(Figure record listings)
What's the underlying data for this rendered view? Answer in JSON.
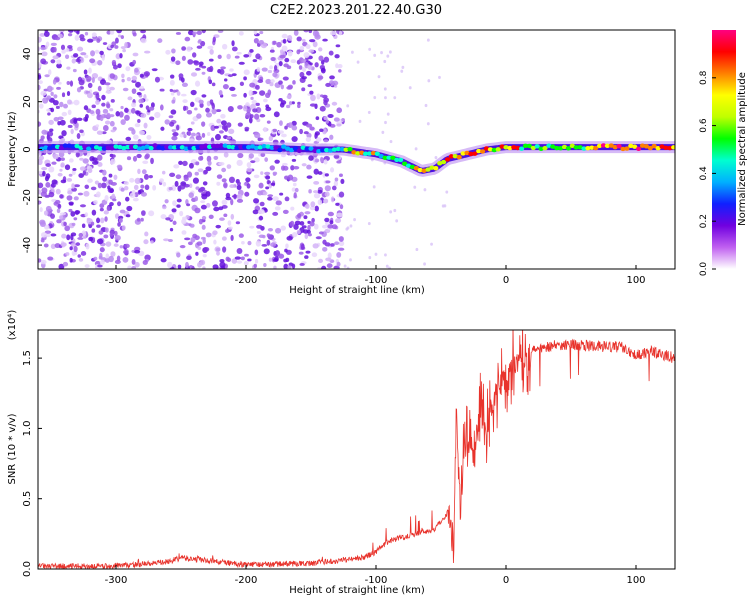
{
  "title": "C2E2.2023.201.22.40.G30",
  "colors": {
    "snr_line": "#e8332c",
    "spectrogram_background_dots": "#8a2be2",
    "axis": "#000000"
  },
  "chart_data": [
    {
      "type": "heatmap",
      "xlabel": "Height of straight line (km)",
      "ylabel": "Frequency (Hz)",
      "xlim": [
        -360,
        130
      ],
      "ylim": [
        -50,
        50
      ],
      "xticks": [
        -300,
        -200,
        -100,
        0,
        100
      ],
      "yticks": [
        -40,
        -20,
        0,
        20,
        40
      ],
      "colorbar": {
        "label": "Normalized spectral amplitude",
        "range": [
          0,
          1
        ],
        "ticks": [
          "0.0",
          "0.2",
          "0.4",
          "0.6",
          "0.8"
        ],
        "colormap": [
          "#ffffff",
          "#c060f0",
          "#7000e0",
          "#1020ff",
          "#00b0ff",
          "#00ffd0",
          "#00ff00",
          "#c0ff00",
          "#ffff00",
          "#ff8000",
          "#ff0000",
          "#ff0080"
        ]
      },
      "noise_region": {
        "x": [
          -360,
          -125
        ],
        "freq": [
          -50,
          50
        ]
      },
      "ridge": {
        "x": [
          -360,
          -300,
          -250,
          -200,
          -150,
          -125,
          -100,
          -80,
          -65,
          -55,
          -45,
          -30,
          -15,
          0,
          30,
          60,
          90,
          130
        ],
        "freq": [
          1,
          1,
          1,
          1,
          0,
          0,
          -2,
          -5,
          -9,
          -8,
          -4,
          -2,
          0,
          1,
          1,
          1,
          1,
          1
        ]
      }
    },
    {
      "type": "line",
      "xlabel": "Height of straight line (km)",
      "ylabel": "SNR (10 * v/v)",
      "y_multiplier": "(x10⁴)",
      "xlim": [
        -360,
        130
      ],
      "ylim": [
        0,
        1.7
      ],
      "xticks": [
        -300,
        -200,
        -100,
        0,
        100
      ],
      "yticks": [
        "0.0",
        "0.5",
        "1.0",
        "1.5"
      ],
      "series": [
        {
          "x": [
            -360,
            -300,
            -260,
            -250,
            -200,
            -150,
            -110,
            -100,
            -90,
            -70,
            -55,
            -45,
            -40,
            -38,
            -35,
            -30,
            -25,
            -20,
            -15,
            -10,
            -5,
            0,
            10,
            20,
            30,
            50,
            70,
            90,
            100,
            110,
            130
          ],
          "values": [
            0.02,
            0.02,
            0.05,
            0.08,
            0.03,
            0.04,
            0.08,
            0.12,
            0.2,
            0.25,
            0.28,
            0.4,
            0.3,
            1.0,
            0.6,
            0.9,
            0.8,
            1.1,
            1.0,
            1.2,
            1.3,
            1.4,
            1.5,
            1.55,
            1.58,
            1.6,
            1.58,
            1.58,
            1.52,
            1.55,
            1.5
          ]
        }
      ]
    }
  ]
}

Problem details -> Copy out each line in the listing that has the word "ylabel".

Exercise response ->
      "ylabel": "Frequency (Hz)",
      "ylabel": "SNR (10 * v/v)",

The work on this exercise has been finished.